Some records
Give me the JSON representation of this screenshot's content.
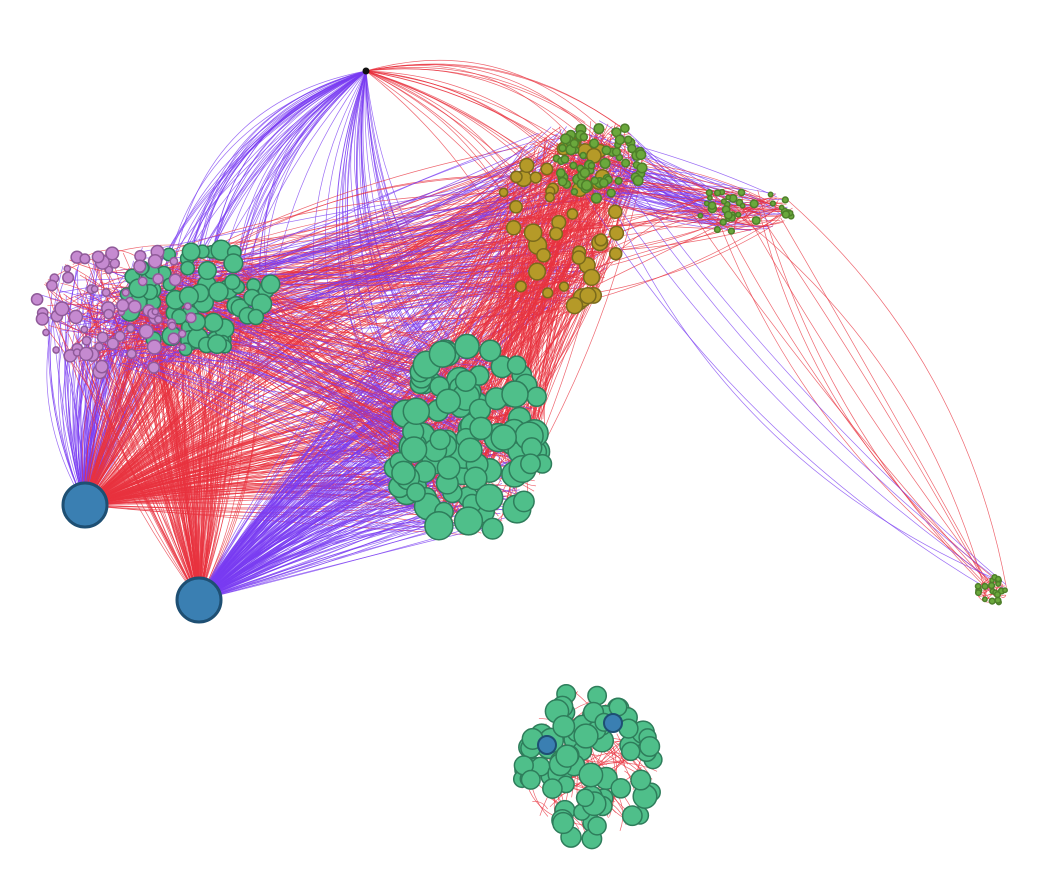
{
  "graph": {
    "type": "network-graph",
    "edge_colors": {
      "red": "#e8333f",
      "purple": "#7a3cf2"
    },
    "node_colors": {
      "teal": "#4fbf8a",
      "teal_stroke": "#2e7d5b",
      "blue": "#3a7fb2",
      "blue_stroke": "#1e4f73",
      "olive": "#b59a28",
      "olive_stroke": "#7a6a1c",
      "lilac": "#c58ad0",
      "lilac_stroke": "#8f5a99",
      "green": "#6aa83c",
      "black": "#111111"
    },
    "clusters": [
      {
        "name": "large-teal-cluster",
        "color": "teal"
      },
      {
        "name": "left-teal-cluster",
        "color": "teal"
      },
      {
        "name": "left-lilac-cluster",
        "color": "lilac"
      },
      {
        "name": "top-olive-cluster",
        "color": "olive"
      },
      {
        "name": "top-green-cluster",
        "color": "green"
      },
      {
        "name": "right-green-cluster",
        "color": "green"
      },
      {
        "name": "far-right-green-cluster",
        "color": "green"
      },
      {
        "name": "bottom-teal-component",
        "color": "teal"
      }
    ],
    "hubs": [
      {
        "name": "hub-node-left",
        "color": "blue"
      },
      {
        "name": "hub-node-bottom",
        "color": "blue"
      },
      {
        "name": "hub-node-top-black",
        "color": "black"
      }
    ]
  }
}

◆ **REQUIREMENT**:
Gather all the lines that include the word "green" and copy them out.

◆ **EXERCISE SOLUTION**:
      "green": "#6aa83c",
        "name": "top-green-cluster",
        "color": "green"
        "name": "right-green-cluster",
        "color": "green"
        "name": "far-right-green-cluster",
        "color": "green"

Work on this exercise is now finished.